[Stored data]
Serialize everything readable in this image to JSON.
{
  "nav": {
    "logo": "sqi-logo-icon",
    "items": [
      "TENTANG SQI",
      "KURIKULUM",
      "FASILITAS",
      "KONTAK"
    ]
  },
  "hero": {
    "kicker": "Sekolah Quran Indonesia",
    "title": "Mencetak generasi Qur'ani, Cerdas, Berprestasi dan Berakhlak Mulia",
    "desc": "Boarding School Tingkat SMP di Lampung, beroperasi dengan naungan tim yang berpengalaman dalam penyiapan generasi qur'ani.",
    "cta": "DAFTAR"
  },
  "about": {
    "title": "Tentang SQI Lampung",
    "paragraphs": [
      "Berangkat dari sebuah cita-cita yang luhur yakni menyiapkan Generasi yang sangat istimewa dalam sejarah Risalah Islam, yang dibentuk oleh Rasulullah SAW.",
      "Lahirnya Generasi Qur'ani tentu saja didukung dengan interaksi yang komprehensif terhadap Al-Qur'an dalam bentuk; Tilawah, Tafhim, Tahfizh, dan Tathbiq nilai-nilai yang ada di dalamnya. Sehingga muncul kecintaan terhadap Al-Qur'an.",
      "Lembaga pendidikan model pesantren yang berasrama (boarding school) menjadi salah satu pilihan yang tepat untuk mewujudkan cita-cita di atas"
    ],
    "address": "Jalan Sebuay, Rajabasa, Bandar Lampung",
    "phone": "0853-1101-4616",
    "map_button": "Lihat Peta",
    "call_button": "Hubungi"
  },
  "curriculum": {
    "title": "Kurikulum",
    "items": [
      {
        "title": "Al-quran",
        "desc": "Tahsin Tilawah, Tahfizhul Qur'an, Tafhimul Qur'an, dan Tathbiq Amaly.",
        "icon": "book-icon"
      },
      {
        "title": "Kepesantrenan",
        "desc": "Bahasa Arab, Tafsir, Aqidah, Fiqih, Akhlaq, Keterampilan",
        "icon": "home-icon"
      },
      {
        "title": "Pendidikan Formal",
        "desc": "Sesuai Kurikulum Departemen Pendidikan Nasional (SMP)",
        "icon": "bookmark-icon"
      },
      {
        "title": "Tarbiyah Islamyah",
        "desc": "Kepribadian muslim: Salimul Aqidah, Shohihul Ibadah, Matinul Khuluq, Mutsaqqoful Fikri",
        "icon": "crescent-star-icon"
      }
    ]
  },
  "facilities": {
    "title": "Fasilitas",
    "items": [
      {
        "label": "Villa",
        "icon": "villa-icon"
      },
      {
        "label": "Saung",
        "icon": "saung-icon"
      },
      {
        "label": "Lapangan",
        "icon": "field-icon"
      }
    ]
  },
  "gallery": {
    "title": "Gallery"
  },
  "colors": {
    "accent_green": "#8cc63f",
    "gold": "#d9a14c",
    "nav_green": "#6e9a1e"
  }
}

■ **Task prompt**
Using the material above, print every entry exactly as written.

■ **The completed task**
Serialize everything readable in this image to JSON.
{
  "nav": {
    "logo": "sqi-logo-icon",
    "items": [
      "TENTANG SQI",
      "KURIKULUM",
      "FASILITAS",
      "KONTAK"
    ]
  },
  "hero": {
    "kicker": "Sekolah Quran Indonesia",
    "title": "Mencetak generasi Qur'ani, Cerdas, Berprestasi dan Berakhlak Mulia",
    "desc": "Boarding School Tingkat SMP di Lampung, beroperasi dengan naungan tim yang berpengalaman dalam penyiapan generasi qur'ani.",
    "cta": "DAFTAR"
  },
  "about": {
    "title": "Tentang SQI Lampung",
    "paragraphs": [
      "Berangkat dari sebuah cita-cita yang luhur yakni menyiapkan Generasi yang sangat istimewa dalam sejarah Risalah Islam, yang dibentuk oleh Rasulullah SAW.",
      "Lahirnya Generasi Qur'ani tentu saja didukung dengan interaksi yang komprehensif terhadap Al-Qur'an dalam bentuk; Tilawah, Tafhim, Tahfizh, dan Tathbiq nilai-nilai yang ada di dalamnya. Sehingga muncul kecintaan terhadap Al-Qur'an.",
      "Lembaga pendidikan model pesantren yang berasrama (boarding school) menjadi salah satu pilihan yang tepat untuk mewujudkan cita-cita di atas"
    ],
    "address": "Jalan Sebuay, Rajabasa, Bandar Lampung",
    "phone": "0853-1101-4616",
    "map_button": "Lihat Peta",
    "call_button": "Hubungi"
  },
  "curriculum": {
    "title": "Kurikulum",
    "items": [
      {
        "title": "Al-quran",
        "desc": "Tahsin Tilawah, Tahfizhul Qur'an, Tafhimul Qur'an, dan Tathbiq Amaly.",
        "icon": "book-icon"
      },
      {
        "title": "Kepesantrenan",
        "desc": "Bahasa Arab, Tafsir, Aqidah, Fiqih, Akhlaq, Keterampilan",
        "icon": "home-icon"
      },
      {
        "title": "Pendidikan Formal",
        "desc": "Sesuai Kurikulum Departemen Pendidikan Nasional (SMP)",
        "icon": "bookmark-icon"
      },
      {
        "title": "Tarbiyah Islamyah",
        "desc": "Kepribadian muslim: Salimul Aqidah, Shohihul Ibadah, Matinul Khuluq, Mutsaqqoful Fikri",
        "icon": "crescent-star-icon"
      }
    ]
  },
  "facilities": {
    "title": "Fasilitas",
    "items": [
      {
        "label": "Villa",
        "icon": "villa-icon"
      },
      {
        "label": "Saung",
        "icon": "saung-icon"
      },
      {
        "label": "Lapangan",
        "icon": "field-icon"
      }
    ]
  },
  "gallery": {
    "title": "Gallery"
  },
  "colors": {
    "accent_green": "#8cc63f",
    "gold": "#d9a14c",
    "nav_green": "#6e9a1e"
  }
}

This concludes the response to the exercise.